***** Document segment

Cain, Bachmann back waterboarding at Republican debate

GlobalPost

Republican presidential candidates Herman Cain and Michele Bachmann said at a debate Saturday that they would renew the use of waterboarding, the controversial practice banned by President Barack Obama after he took office. 

"I don't see that as torture. I see it as an enhanced interrogation technique," Cain said, according to CNN.

More from GlobalPost: Republican presidential candidates adrift in stormy foreign policy seas

Bachmann, meanwhile, called the practice "very effective" and said Obama "is allowing the ACLU to run the CIA."

CBS News reports that Cain said he would rely on the "judgment of our military leaders to determine what is torture and what is not torture."

**********
***** Records shown

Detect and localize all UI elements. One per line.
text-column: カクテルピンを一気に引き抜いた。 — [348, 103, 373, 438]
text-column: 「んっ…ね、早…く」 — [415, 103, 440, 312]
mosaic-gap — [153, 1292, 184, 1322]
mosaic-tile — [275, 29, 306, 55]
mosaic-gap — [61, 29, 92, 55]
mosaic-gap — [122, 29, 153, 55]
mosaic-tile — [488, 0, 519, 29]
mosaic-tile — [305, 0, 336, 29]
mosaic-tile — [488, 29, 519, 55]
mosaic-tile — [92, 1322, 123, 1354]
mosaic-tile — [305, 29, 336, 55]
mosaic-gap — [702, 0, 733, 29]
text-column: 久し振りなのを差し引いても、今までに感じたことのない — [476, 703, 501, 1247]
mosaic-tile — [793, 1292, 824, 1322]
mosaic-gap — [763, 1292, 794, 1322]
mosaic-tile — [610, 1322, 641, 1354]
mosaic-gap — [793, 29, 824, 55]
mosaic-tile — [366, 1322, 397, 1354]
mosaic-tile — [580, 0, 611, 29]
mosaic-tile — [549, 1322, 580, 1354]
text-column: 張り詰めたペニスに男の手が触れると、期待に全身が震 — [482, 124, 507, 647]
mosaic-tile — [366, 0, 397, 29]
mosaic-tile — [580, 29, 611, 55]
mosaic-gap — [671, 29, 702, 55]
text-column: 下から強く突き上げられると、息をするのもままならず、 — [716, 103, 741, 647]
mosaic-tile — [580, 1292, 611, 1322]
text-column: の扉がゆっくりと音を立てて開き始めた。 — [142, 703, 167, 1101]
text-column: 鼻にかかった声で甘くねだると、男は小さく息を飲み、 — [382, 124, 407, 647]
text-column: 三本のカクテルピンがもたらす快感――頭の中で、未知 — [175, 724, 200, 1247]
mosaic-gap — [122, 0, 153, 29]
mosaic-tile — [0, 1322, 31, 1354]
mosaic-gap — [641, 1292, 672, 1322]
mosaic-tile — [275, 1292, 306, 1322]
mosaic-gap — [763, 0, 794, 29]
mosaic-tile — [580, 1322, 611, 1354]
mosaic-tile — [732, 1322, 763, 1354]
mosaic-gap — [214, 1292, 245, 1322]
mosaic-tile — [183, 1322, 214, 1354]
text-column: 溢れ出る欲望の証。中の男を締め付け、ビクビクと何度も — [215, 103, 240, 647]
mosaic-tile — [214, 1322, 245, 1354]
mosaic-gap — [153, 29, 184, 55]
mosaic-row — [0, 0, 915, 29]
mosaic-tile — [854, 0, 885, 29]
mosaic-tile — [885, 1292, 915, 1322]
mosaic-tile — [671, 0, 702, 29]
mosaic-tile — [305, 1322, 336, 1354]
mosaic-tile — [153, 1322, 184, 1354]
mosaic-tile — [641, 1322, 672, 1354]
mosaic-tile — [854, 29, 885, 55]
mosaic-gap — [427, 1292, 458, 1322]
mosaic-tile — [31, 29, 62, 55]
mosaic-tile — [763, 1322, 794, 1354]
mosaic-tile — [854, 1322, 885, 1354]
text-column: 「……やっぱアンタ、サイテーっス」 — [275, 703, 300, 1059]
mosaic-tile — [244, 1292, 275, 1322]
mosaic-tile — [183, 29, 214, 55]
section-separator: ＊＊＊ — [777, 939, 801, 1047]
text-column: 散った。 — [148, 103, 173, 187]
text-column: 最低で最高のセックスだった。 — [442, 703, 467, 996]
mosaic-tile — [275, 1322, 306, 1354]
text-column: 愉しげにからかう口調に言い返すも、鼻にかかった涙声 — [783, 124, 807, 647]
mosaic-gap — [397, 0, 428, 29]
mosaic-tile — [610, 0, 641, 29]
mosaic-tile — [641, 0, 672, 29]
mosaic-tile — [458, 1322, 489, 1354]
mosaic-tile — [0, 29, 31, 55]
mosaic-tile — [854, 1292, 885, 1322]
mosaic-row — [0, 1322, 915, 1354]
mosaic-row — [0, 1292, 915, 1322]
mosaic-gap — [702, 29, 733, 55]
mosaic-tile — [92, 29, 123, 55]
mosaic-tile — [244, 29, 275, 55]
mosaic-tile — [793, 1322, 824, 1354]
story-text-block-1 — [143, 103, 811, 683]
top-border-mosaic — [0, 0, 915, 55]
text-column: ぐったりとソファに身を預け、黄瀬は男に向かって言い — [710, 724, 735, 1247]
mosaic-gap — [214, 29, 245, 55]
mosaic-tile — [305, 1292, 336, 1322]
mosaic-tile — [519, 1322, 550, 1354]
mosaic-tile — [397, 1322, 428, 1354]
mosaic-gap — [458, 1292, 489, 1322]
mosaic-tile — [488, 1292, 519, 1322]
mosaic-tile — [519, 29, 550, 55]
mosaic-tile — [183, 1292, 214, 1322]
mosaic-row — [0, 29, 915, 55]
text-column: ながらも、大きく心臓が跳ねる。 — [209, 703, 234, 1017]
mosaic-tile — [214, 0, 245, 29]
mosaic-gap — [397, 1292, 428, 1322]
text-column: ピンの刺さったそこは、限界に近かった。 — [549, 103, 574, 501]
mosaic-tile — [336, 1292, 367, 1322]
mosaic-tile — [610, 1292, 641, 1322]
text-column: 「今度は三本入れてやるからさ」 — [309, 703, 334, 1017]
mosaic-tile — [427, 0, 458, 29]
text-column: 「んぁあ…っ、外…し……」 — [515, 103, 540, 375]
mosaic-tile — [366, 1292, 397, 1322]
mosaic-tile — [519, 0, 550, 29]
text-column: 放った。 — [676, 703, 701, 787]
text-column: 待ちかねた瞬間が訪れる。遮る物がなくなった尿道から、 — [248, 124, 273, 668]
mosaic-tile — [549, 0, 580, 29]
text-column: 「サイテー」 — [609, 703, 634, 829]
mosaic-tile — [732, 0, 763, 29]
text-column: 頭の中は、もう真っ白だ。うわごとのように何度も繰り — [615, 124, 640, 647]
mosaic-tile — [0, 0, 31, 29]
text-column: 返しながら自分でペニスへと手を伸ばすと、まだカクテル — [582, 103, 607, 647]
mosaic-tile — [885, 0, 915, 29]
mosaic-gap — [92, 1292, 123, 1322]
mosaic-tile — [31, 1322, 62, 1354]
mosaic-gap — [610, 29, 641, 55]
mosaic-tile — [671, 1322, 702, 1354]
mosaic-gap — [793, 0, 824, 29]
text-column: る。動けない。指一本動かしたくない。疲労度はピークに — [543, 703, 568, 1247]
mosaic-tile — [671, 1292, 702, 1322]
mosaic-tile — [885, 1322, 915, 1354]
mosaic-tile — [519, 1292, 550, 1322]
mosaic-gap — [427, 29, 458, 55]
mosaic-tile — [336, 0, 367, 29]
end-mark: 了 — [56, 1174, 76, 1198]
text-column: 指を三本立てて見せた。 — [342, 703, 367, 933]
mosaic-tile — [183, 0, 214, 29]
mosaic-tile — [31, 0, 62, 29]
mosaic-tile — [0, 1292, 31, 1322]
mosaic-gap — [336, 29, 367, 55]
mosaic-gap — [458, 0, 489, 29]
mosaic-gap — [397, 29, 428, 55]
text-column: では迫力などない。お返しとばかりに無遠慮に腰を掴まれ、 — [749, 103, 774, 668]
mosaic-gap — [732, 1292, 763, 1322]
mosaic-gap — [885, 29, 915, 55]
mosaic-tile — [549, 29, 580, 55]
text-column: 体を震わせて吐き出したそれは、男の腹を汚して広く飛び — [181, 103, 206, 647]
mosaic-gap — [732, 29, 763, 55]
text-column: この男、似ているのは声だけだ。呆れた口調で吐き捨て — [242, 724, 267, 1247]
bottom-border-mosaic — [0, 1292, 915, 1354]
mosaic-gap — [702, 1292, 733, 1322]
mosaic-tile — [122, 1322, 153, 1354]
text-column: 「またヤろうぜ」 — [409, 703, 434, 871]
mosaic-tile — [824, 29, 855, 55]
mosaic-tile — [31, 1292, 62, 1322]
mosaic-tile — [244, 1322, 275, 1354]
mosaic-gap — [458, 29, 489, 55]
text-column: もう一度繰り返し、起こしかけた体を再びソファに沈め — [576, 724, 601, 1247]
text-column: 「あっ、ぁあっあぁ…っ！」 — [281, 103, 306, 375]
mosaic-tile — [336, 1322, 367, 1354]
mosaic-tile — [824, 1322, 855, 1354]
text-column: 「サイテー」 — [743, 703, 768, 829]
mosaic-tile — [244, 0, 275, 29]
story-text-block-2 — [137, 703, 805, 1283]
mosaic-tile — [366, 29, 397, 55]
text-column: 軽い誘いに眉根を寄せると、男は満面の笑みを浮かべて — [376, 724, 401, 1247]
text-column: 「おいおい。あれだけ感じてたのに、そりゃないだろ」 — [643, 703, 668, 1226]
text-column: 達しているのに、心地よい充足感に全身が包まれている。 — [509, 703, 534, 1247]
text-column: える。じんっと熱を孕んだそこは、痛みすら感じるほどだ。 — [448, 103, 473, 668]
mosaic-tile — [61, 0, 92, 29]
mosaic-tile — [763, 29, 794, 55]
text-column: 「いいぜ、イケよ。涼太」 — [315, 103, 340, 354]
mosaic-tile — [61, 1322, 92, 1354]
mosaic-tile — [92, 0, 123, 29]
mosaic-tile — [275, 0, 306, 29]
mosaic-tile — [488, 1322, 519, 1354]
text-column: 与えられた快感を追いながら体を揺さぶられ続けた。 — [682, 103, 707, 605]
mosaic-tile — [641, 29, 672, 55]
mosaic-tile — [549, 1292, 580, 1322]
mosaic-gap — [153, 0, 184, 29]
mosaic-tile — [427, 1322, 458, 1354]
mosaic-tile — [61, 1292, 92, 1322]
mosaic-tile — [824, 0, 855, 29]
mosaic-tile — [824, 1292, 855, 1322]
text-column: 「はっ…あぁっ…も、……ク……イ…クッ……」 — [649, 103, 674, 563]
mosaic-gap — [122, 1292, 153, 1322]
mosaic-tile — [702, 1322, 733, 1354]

**********

> Task item:
Pick up the news report on Cain and Bachmann backing waterboarding at the debate and continue it from its last sentence.

> Task answer:
According to CBS, while Cain and Bachmann voiced the strongest support of waterboarding, only Congressman Ron Paul and former Utah Governor Jon Huntsman said outright that they oppose the practice. 

"Waterboarding is torture," Paul said. "It's really un-American to accept, on principle, that we will torture people that we capture."

Texas Governor Rick Perry denounced torture, but said he supports any techniques  "save young American lives."

After the debate, Romney aides told CNN that he does not believe waterboarding is torture, but that he "is not going to spell out what he would employ."